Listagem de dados
= = =

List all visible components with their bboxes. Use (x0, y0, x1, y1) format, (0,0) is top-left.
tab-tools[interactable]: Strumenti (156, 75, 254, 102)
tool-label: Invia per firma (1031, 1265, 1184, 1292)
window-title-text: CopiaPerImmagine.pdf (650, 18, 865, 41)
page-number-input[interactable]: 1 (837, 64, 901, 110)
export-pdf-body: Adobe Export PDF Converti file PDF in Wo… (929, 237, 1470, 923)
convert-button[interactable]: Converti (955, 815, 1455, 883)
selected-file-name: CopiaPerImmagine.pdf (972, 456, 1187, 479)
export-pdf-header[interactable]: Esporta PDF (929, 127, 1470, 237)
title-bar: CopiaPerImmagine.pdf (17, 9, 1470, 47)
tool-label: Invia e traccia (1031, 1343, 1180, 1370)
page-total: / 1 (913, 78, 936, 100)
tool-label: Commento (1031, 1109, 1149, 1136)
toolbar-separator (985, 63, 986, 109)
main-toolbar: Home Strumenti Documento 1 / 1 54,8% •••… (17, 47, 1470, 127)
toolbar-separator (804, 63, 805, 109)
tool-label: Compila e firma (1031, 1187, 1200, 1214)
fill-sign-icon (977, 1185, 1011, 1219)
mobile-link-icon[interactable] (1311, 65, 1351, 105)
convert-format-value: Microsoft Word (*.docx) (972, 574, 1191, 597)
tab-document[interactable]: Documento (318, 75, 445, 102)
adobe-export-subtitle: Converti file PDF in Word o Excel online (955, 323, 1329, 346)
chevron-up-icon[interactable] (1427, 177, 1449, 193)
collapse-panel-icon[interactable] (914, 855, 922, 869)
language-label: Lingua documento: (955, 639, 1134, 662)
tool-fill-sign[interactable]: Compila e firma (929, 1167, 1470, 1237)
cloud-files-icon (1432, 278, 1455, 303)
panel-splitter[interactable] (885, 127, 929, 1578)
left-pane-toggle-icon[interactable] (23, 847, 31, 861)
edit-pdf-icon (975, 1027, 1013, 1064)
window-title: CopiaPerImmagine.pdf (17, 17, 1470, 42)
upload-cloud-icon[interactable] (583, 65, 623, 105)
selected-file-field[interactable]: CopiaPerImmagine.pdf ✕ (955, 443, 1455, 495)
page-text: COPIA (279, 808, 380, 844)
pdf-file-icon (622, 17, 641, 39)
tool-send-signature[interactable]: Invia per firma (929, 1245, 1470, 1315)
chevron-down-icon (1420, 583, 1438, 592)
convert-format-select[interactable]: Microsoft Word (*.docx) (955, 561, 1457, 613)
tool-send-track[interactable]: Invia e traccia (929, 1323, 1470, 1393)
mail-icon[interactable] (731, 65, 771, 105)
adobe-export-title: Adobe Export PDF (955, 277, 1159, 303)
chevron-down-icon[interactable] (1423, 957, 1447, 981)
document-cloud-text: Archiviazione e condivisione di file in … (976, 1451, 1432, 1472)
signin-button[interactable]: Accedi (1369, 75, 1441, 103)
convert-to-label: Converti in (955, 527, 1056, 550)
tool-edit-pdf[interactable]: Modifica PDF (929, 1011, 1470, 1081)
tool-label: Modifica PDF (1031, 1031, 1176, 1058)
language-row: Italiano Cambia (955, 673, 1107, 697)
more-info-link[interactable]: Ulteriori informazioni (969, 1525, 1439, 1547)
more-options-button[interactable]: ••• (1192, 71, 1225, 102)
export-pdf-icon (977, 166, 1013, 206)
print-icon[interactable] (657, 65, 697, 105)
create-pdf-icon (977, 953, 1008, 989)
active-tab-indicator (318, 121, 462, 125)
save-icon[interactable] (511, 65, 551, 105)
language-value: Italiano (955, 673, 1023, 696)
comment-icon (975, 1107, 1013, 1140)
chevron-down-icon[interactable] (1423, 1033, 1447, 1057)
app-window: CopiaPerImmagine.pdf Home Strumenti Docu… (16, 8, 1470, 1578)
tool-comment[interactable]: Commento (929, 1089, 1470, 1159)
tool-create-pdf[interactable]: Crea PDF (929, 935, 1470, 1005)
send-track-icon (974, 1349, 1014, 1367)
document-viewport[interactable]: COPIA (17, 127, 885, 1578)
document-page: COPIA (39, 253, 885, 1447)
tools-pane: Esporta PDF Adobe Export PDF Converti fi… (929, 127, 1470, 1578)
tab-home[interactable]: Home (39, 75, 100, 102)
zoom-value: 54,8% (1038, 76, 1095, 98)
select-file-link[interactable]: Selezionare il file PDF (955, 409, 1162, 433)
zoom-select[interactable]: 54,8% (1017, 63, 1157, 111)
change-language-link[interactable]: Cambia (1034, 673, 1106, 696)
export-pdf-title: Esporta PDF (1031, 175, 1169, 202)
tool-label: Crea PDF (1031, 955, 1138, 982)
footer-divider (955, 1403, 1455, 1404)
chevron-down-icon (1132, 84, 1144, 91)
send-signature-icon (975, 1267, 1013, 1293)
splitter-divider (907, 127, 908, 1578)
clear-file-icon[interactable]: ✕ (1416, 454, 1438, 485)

= = =

**Suas instruções**: Redigite todos os registros acima, linha por linha, sem nenhuma alteração.

**Solução do problema**:
List all visible components with their bboxes. Use (x0, y0, x1, y1) format, (0,0) is top-left.
tab-tools[interactable]: Strumenti (156, 75, 254, 102)
tool-label: Invia per firma (1031, 1265, 1184, 1292)
window-title-text: CopiaPerImmagine.pdf (650, 18, 865, 41)
page-number-input[interactable]: 1 (837, 64, 901, 110)
export-pdf-body: Adobe Export PDF Converti file PDF in Wo… (929, 237, 1470, 923)
convert-button[interactable]: Converti (955, 815, 1455, 883)
selected-file-name: CopiaPerImmagine.pdf (972, 456, 1187, 479)
export-pdf-header[interactable]: Esporta PDF (929, 127, 1470, 237)
title-bar: CopiaPerImmagine.pdf (17, 9, 1470, 47)
tool-label: Invia e traccia (1031, 1343, 1180, 1370)
page-total: / 1 (913, 78, 936, 100)
tool-label: Commento (1031, 1109, 1149, 1136)
toolbar-separator (985, 63, 986, 109)
main-toolbar: Home Strumenti Documento 1 / 1 54,8% •••… (17, 47, 1470, 127)
toolbar-separator (804, 63, 805, 109)
tool-label: Compila e firma (1031, 1187, 1200, 1214)
fill-sign-icon (977, 1185, 1011, 1219)
mobile-link-icon[interactable] (1311, 65, 1351, 105)
convert-format-value: Microsoft Word (*.docx) (972, 574, 1191, 597)
tab-document[interactable]: Documento (318, 75, 445, 102)
adobe-export-subtitle: Converti file PDF in Word o Excel online (955, 323, 1329, 346)
chevron-up-icon[interactable] (1427, 177, 1449, 193)
collapse-panel-icon[interactable] (914, 855, 922, 869)
language-label: Lingua documento: (955, 639, 1134, 662)
tool-fill-sign[interactable]: Compila e firma (929, 1167, 1470, 1237)
cloud-files-icon (1432, 278, 1455, 303)
panel-splitter[interactable] (885, 127, 929, 1578)
left-pane-toggle-icon[interactable] (23, 847, 31, 861)
edit-pdf-icon (975, 1027, 1013, 1064)
window-title: CopiaPerImmagine.pdf (17, 17, 1470, 42)
upload-cloud-icon[interactable] (583, 65, 623, 105)
selected-file-field[interactable]: CopiaPerImmagine.pdf ✕ (955, 443, 1455, 495)
page-text: COPIA (279, 808, 380, 844)
pdf-file-icon (622, 17, 641, 39)
tool-send-signature[interactable]: Invia per firma (929, 1245, 1470, 1315)
chevron-down-icon (1420, 583, 1438, 592)
convert-format-select[interactable]: Microsoft Word (*.docx) (955, 561, 1457, 613)
tool-send-track[interactable]: Invia e traccia (929, 1323, 1470, 1393)
mail-icon[interactable] (731, 65, 771, 105)
adobe-export-title: Adobe Export PDF (955, 277, 1159, 303)
chevron-down-icon[interactable] (1423, 957, 1447, 981)
document-cloud-text: Archiviazione e condivisione di file in … (976, 1451, 1432, 1472)
signin-button[interactable]: Accedi (1369, 75, 1441, 103)
convert-to-label: Converti in (955, 527, 1056, 550)
tool-edit-pdf[interactable]: Modifica PDF (929, 1011, 1470, 1081)
tool-label: Modifica PDF (1031, 1031, 1176, 1058)
language-row: Italiano Cambia (955, 673, 1107, 697)
more-info-link[interactable]: Ulteriori informazioni (969, 1525, 1439, 1547)
more-options-button[interactable]: ••• (1192, 71, 1225, 102)
export-pdf-icon (977, 166, 1013, 206)
print-icon[interactable] (657, 65, 697, 105)
create-pdf-icon (977, 953, 1008, 989)
active-tab-indicator (318, 121, 462, 125)
save-icon[interactable] (511, 65, 551, 105)
language-value: Italiano (955, 673, 1023, 696)
comment-icon (975, 1107, 1013, 1140)
chevron-down-icon[interactable] (1423, 1033, 1447, 1057)
app-window: CopiaPerImmagine.pdf Home Strumenti Docu… (16, 8, 1470, 1578)
tool-comment[interactable]: Commento (929, 1089, 1470, 1159)
tool-create-pdf[interactable]: Crea PDF (929, 935, 1470, 1005)
send-track-icon (974, 1349, 1014, 1367)
document-viewport[interactable]: COPIA (17, 127, 885, 1578)
document-page: COPIA (39, 253, 885, 1447)
tools-pane: Esporta PDF Adobe Export PDF Converti fi… (929, 127, 1470, 1578)
tab-home[interactable]: Home (39, 75, 100, 102)
zoom-value: 54,8% (1038, 76, 1095, 98)
select-file-link[interactable]: Selezionare il file PDF (955, 409, 1162, 433)
zoom-select[interactable]: 54,8% (1017, 63, 1157, 111)
change-language-link[interactable]: Cambia (1034, 673, 1106, 696)
export-pdf-title: Esporta PDF (1031, 175, 1169, 202)
tool-label: Crea PDF (1031, 955, 1138, 982)
footer-divider (955, 1403, 1455, 1404)
chevron-down-icon (1132, 84, 1144, 91)
send-signature-icon (975, 1267, 1013, 1293)
splitter-divider (907, 127, 908, 1578)
clear-file-icon[interactable]: ✕ (1416, 454, 1438, 485)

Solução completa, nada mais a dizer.